Copy out the listing from the line with "extract all elements" through the line with "section-divider [30, 1369, 587, 1370]", keeping each line the same as it appears.
___
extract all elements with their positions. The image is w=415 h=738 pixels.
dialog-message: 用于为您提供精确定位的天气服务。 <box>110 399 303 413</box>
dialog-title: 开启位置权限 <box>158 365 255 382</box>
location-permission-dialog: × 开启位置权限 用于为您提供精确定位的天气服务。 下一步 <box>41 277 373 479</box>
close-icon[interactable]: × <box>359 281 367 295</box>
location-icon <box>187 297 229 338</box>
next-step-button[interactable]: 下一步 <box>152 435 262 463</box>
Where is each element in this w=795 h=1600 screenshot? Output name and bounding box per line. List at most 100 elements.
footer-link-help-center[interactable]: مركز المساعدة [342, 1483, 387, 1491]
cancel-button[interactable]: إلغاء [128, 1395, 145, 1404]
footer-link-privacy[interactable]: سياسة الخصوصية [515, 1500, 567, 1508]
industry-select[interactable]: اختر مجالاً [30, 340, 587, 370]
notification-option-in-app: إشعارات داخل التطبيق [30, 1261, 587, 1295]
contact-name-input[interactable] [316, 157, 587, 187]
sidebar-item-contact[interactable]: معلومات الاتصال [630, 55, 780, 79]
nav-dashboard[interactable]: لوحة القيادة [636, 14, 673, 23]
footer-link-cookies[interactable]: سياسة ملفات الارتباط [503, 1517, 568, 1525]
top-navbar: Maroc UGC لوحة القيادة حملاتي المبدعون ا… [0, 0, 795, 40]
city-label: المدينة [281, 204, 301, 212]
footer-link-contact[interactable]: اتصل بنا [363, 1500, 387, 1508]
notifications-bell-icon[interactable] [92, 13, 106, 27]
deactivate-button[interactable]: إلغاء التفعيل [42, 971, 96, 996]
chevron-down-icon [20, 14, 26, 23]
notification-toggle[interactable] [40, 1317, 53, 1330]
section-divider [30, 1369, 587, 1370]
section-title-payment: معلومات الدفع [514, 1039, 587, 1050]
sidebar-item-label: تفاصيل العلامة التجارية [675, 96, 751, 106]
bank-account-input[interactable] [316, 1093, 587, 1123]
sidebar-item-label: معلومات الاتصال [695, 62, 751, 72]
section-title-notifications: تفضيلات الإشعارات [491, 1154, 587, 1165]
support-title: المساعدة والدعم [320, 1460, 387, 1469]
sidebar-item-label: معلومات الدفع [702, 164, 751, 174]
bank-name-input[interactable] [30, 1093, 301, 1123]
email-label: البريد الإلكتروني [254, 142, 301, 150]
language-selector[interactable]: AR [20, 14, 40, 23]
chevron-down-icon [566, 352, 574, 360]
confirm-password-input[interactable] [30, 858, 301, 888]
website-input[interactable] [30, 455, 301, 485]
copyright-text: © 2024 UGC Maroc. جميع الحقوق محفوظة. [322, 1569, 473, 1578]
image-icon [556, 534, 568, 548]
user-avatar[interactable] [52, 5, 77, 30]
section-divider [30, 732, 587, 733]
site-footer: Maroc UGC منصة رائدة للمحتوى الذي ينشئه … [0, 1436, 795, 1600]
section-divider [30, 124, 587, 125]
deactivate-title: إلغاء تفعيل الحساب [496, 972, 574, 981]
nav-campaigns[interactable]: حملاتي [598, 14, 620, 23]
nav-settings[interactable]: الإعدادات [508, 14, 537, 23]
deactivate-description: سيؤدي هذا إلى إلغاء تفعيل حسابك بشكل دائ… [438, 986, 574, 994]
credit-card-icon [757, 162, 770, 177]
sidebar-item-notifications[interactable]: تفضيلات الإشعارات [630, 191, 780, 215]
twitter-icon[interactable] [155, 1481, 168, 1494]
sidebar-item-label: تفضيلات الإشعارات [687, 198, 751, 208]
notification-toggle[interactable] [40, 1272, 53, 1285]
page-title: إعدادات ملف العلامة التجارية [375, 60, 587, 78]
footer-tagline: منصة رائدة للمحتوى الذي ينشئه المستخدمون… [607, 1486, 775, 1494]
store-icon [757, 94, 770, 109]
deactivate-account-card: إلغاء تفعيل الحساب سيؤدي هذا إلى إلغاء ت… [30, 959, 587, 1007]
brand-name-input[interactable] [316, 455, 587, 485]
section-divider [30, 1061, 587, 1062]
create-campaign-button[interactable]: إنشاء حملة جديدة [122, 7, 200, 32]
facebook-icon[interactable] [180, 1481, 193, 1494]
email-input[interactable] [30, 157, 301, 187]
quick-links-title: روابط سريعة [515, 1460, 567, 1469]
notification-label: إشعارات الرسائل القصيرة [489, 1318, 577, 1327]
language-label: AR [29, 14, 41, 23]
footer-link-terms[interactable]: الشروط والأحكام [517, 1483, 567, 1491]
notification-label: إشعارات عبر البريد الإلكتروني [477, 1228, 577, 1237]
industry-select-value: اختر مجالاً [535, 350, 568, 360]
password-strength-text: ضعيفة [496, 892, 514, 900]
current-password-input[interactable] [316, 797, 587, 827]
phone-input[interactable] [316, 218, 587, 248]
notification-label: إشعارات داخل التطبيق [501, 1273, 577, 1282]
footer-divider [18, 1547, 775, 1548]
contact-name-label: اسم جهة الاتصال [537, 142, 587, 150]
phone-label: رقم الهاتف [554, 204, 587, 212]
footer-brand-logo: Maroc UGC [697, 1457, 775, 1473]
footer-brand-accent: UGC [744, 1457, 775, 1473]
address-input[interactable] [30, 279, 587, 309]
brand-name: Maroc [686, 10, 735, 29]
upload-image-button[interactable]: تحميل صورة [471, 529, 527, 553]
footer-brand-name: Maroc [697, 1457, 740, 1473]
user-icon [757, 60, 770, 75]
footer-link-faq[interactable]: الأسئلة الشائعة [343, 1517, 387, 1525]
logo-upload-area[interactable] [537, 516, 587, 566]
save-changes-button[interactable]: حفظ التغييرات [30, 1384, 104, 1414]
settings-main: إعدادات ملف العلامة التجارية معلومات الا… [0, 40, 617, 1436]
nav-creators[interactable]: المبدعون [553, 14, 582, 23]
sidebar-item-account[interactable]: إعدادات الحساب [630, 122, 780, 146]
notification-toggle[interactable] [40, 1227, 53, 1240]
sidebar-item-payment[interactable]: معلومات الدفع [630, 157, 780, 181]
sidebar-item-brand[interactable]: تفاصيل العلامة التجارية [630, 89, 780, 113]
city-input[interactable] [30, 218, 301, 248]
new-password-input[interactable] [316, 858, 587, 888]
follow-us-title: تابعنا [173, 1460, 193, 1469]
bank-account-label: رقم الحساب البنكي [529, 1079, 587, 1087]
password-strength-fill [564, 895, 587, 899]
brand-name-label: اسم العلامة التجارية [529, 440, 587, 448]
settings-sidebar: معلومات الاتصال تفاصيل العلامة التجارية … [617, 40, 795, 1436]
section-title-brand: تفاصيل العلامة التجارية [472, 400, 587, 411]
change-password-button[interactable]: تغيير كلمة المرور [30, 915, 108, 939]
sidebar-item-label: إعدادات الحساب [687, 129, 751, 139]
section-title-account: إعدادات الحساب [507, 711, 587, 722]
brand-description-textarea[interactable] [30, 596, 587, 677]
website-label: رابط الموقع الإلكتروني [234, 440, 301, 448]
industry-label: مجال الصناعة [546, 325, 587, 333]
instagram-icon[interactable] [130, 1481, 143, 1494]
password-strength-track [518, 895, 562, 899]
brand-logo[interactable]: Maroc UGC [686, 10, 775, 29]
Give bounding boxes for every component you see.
___
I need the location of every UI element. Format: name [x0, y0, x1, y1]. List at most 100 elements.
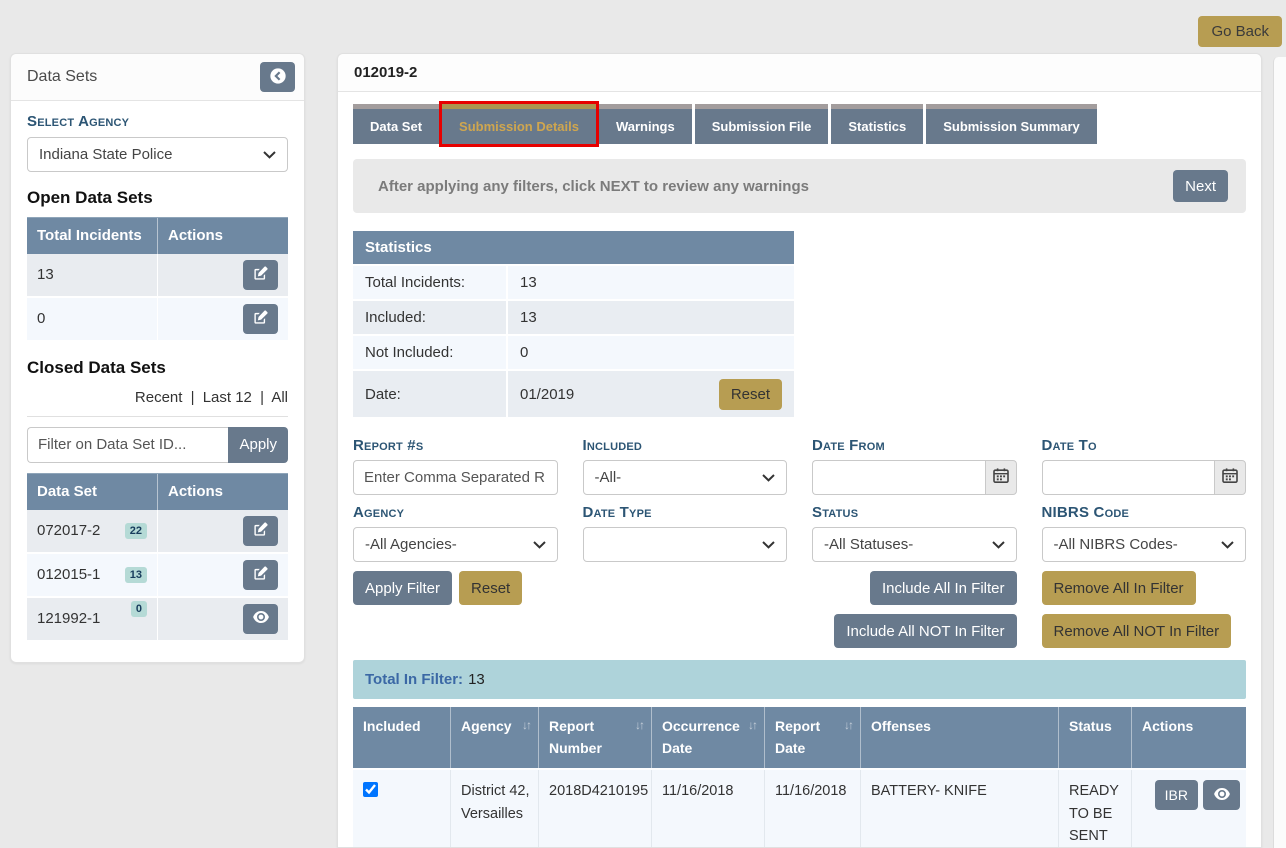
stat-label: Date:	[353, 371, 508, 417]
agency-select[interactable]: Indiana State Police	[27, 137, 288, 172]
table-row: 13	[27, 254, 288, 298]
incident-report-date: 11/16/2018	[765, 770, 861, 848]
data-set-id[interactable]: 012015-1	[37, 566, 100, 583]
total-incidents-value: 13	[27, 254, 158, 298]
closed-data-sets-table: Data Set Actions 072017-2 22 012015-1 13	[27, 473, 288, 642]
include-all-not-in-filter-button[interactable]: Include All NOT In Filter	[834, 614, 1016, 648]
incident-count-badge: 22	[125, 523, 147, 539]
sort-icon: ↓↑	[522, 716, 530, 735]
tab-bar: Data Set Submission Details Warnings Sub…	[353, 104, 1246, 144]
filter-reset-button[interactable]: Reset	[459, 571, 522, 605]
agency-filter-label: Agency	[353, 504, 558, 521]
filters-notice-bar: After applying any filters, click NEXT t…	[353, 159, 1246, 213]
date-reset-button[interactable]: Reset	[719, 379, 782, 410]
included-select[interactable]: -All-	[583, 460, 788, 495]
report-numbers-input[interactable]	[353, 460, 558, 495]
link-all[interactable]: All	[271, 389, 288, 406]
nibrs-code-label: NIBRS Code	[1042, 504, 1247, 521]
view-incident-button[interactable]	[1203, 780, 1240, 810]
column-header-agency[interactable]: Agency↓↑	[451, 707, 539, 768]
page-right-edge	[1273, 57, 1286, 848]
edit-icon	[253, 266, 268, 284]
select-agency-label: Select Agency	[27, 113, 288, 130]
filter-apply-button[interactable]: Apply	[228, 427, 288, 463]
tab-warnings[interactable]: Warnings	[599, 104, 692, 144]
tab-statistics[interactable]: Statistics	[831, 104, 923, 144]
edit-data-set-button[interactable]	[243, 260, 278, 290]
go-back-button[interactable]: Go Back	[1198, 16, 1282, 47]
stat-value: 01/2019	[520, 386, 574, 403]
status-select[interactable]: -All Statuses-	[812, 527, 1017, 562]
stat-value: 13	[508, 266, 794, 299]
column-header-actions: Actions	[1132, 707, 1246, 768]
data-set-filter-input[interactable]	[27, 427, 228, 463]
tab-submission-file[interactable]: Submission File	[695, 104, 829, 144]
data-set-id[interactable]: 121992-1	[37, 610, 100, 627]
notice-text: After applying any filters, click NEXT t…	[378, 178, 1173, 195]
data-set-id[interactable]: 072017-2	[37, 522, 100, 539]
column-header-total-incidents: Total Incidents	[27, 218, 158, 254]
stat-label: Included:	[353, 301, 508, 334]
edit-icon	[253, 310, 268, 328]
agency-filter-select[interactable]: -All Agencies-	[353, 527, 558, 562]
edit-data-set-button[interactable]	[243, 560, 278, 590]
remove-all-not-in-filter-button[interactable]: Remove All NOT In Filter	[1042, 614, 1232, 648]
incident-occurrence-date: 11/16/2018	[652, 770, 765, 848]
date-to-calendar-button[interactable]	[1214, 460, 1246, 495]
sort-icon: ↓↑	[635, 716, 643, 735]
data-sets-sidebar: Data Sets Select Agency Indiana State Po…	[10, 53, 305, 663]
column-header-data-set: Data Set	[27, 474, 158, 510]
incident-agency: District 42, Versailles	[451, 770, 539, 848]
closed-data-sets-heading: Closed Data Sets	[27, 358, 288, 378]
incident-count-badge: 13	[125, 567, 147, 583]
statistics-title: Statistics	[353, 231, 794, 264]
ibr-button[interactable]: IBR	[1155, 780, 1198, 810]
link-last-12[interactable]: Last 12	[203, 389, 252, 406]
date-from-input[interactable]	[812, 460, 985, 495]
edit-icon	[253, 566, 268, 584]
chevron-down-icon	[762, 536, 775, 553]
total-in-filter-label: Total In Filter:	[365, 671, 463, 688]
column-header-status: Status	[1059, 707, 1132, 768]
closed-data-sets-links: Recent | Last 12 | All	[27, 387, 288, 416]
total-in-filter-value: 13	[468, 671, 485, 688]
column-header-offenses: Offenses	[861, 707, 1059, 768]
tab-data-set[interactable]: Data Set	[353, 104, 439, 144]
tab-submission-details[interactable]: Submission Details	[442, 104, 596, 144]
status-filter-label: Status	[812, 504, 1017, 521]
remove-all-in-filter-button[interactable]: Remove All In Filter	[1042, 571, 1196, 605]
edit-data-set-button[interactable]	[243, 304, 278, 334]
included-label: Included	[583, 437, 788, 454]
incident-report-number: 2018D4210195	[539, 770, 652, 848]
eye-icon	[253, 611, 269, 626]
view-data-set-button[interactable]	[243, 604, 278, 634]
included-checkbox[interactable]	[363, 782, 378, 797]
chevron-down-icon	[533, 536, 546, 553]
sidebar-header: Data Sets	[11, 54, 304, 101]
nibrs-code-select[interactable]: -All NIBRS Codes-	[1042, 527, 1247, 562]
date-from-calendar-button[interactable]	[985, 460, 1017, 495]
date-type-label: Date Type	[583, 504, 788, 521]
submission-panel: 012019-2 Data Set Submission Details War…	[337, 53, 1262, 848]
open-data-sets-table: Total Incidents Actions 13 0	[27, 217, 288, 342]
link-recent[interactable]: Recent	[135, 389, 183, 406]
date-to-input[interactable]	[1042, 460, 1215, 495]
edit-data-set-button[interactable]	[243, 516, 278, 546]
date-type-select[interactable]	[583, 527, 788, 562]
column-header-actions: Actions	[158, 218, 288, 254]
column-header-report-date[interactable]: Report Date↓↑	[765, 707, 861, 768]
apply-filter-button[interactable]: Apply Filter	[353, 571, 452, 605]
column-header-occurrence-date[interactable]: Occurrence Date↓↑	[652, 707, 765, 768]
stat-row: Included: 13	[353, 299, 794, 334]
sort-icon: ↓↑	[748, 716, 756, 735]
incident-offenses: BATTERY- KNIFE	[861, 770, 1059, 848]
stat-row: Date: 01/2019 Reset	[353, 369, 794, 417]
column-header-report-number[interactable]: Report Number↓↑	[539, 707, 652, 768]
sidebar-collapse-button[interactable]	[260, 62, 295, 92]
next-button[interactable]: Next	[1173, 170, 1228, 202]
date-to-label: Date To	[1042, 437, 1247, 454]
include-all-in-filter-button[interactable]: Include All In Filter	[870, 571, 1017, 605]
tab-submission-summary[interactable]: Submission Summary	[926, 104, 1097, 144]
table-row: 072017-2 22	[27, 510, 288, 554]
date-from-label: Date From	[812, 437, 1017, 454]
___
IN RESPONSE =
extract all elements with their positions. The image is w=415 h=738 pixels.
dialog-message: 用于为您提供精确定位的天气服务。 <box>110 399 303 413</box>
dialog-title: 开启位置权限 <box>158 365 255 382</box>
location-permission-dialog: × 开启位置权限 用于为您提供精确定位的天气服务。 下一步 <box>41 277 373 479</box>
close-icon[interactable]: × <box>359 281 367 295</box>
location-icon <box>187 297 229 338</box>
next-step-button[interactable]: 下一步 <box>152 435 262 463</box>
Where is each element in this w=795 h=1600 screenshot? Output name and bounding box per line. List at most 100 elements.
footer-link-help-center[interactable]: مركز المساعدة [342, 1483, 387, 1491]
cancel-button[interactable]: إلغاء [128, 1395, 145, 1404]
footer-link-privacy[interactable]: سياسة الخصوصية [515, 1500, 567, 1508]
industry-select[interactable]: اختر مجالاً [30, 340, 587, 370]
notification-option-in-app: إشعارات داخل التطبيق [30, 1261, 587, 1295]
contact-name-input[interactable] [316, 157, 587, 187]
sidebar-item-contact[interactable]: معلومات الاتصال [630, 55, 780, 79]
nav-dashboard[interactable]: لوحة القيادة [636, 14, 673, 23]
footer-link-cookies[interactable]: سياسة ملفات الارتباط [503, 1517, 568, 1525]
top-navbar: Maroc UGC لوحة القيادة حملاتي المبدعون ا… [0, 0, 795, 40]
city-label: المدينة [281, 204, 301, 212]
footer-link-contact[interactable]: اتصل بنا [363, 1500, 387, 1508]
notifications-bell-icon[interactable] [92, 13, 106, 27]
deactivate-button[interactable]: إلغاء التفعيل [42, 971, 96, 996]
chevron-down-icon [20, 14, 26, 23]
notification-toggle[interactable] [40, 1317, 53, 1330]
section-divider [30, 1369, 587, 1370]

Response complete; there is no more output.